-- Start --

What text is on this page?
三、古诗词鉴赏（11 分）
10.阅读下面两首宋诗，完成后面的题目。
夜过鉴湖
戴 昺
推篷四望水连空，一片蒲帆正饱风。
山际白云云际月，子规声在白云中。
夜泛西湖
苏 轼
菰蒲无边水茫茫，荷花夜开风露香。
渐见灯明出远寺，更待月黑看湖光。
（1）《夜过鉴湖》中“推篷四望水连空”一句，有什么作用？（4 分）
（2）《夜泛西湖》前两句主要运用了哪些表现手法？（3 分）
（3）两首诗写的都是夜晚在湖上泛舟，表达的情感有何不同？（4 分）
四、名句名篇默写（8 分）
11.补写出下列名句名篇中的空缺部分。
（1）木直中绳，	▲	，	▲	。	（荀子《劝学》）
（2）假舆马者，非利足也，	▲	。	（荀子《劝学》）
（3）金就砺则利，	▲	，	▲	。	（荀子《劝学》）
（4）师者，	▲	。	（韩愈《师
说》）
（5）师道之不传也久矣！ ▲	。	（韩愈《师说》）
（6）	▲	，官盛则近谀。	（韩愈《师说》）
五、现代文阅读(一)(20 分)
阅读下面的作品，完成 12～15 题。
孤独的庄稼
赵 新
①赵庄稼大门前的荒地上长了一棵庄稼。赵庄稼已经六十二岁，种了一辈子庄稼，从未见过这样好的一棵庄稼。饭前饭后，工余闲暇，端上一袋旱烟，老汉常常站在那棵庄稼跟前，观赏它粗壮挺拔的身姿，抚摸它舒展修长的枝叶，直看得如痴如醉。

-- End --

◆ To be done:
Write out the listing once more, matching it exactly.

◆ Response:
What text is on this page?
三、古诗词鉴赏（11 分）
10.阅读下面两首宋诗，完成后面的题目。
夜过鉴湖
戴 昺
推篷四望水连空，一片蒲帆正饱风。
山际白云云际月，子规声在白云中。
夜泛西湖
苏 轼
菰蒲无边水茫茫，荷花夜开风露香。
渐见灯明出远寺，更待月黑看湖光。
（1）《夜过鉴湖》中“推篷四望水连空”一句，有什么作用？（4 分）
（2）《夜泛西湖》前两句主要运用了哪些表现手法？（3 分）
（3）两首诗写的都是夜晚在湖上泛舟，表达的情感有何不同？（4 分）
四、名句名篇默写（8 分）
11.补写出下列名句名篇中的空缺部分。
（1）木直中绳，	▲	，	▲	。	（荀子《劝学》）
（2）假舆马者，非利足也，	▲	。	（荀子《劝学》）
（3）金就砺则利，	▲	，	▲	。	（荀子《劝学》）
（4）师者，	▲	。	（韩愈《师
说》）
（5）师道之不传也久矣！ ▲	。	（韩愈《师说》）
（6）	▲	，官盛则近谀。	（韩愈《师说》）
五、现代文阅读(一)(20 分)
阅读下面的作品，完成 12～15 题。
孤独的庄稼
赵 新
①赵庄稼大门前的荒地上长了一棵庄稼。赵庄稼已经六十二岁，种了一辈子庄稼，从未见过这样好的一棵庄稼。饭前饭后，工余闲暇，端上一袋旱烟，老汉常常站在那棵庄稼跟前，观赏它粗壮挺拔的身姿，抚摸它舒展修长的枝叶，直看得如痴如醉。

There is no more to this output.